RECORD EXCERPTS
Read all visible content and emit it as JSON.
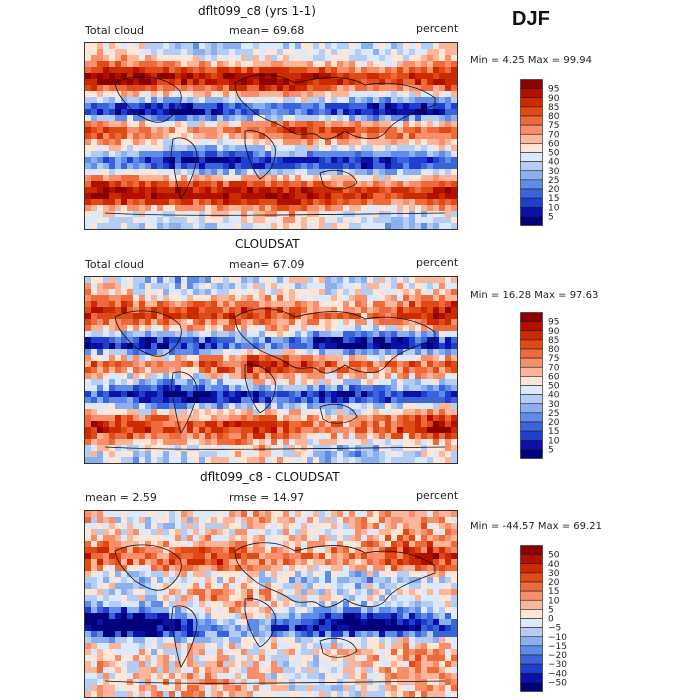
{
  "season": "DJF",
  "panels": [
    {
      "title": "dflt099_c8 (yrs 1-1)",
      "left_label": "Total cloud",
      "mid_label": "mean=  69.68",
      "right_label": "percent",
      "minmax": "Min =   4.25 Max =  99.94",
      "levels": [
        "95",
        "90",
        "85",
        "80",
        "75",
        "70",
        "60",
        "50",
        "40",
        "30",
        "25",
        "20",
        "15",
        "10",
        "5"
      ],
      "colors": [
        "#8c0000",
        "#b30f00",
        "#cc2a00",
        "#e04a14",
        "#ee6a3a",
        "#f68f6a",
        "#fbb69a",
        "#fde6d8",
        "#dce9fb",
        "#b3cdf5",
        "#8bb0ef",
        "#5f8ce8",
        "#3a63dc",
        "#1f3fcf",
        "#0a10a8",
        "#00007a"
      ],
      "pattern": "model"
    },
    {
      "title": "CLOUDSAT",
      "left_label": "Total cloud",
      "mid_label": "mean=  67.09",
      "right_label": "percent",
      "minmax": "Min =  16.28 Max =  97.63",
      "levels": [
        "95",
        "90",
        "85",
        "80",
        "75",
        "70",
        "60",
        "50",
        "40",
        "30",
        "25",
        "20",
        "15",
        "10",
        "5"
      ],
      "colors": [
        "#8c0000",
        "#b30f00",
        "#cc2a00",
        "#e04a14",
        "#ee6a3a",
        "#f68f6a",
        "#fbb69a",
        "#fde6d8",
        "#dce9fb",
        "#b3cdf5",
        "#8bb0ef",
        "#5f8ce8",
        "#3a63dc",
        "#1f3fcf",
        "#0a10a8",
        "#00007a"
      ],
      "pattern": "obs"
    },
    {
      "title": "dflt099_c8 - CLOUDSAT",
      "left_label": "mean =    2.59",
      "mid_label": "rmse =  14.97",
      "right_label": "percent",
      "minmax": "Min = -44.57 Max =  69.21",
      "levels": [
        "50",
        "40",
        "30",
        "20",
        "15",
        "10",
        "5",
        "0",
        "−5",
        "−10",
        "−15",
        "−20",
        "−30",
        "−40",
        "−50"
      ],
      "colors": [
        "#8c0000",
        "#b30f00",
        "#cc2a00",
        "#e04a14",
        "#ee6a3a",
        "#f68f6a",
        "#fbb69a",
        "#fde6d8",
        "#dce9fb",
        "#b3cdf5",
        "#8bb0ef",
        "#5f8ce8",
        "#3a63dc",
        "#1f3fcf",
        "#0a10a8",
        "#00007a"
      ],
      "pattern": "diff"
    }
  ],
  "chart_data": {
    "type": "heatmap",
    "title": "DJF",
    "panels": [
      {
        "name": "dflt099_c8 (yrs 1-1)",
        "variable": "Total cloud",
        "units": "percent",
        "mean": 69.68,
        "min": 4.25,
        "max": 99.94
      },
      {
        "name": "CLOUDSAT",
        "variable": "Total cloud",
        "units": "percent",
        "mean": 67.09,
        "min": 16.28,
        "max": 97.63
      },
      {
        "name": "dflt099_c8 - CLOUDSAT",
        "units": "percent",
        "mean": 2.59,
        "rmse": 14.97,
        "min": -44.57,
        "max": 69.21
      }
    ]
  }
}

...

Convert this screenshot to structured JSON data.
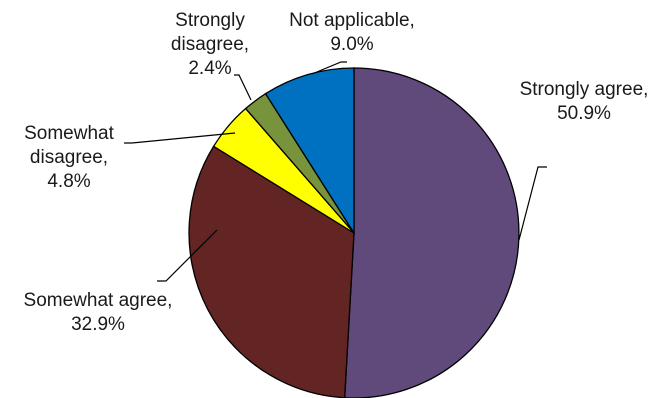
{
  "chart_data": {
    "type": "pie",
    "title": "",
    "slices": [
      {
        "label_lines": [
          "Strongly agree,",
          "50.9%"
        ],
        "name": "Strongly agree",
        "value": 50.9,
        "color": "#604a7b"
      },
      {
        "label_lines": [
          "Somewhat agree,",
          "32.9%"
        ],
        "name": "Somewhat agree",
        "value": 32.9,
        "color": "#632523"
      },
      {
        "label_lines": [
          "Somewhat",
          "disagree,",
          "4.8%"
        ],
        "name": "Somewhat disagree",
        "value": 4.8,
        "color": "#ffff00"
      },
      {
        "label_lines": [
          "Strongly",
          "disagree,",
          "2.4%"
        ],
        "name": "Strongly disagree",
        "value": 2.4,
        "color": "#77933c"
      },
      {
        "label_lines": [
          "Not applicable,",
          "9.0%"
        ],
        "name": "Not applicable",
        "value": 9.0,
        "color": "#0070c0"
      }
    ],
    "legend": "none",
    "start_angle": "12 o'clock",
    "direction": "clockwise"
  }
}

OBJECTIVE
Extract every line above containing the word "JSON".

OUTPUT
Read all visible content and emit it as JSON.
Convert this screenshot to structured JSON data.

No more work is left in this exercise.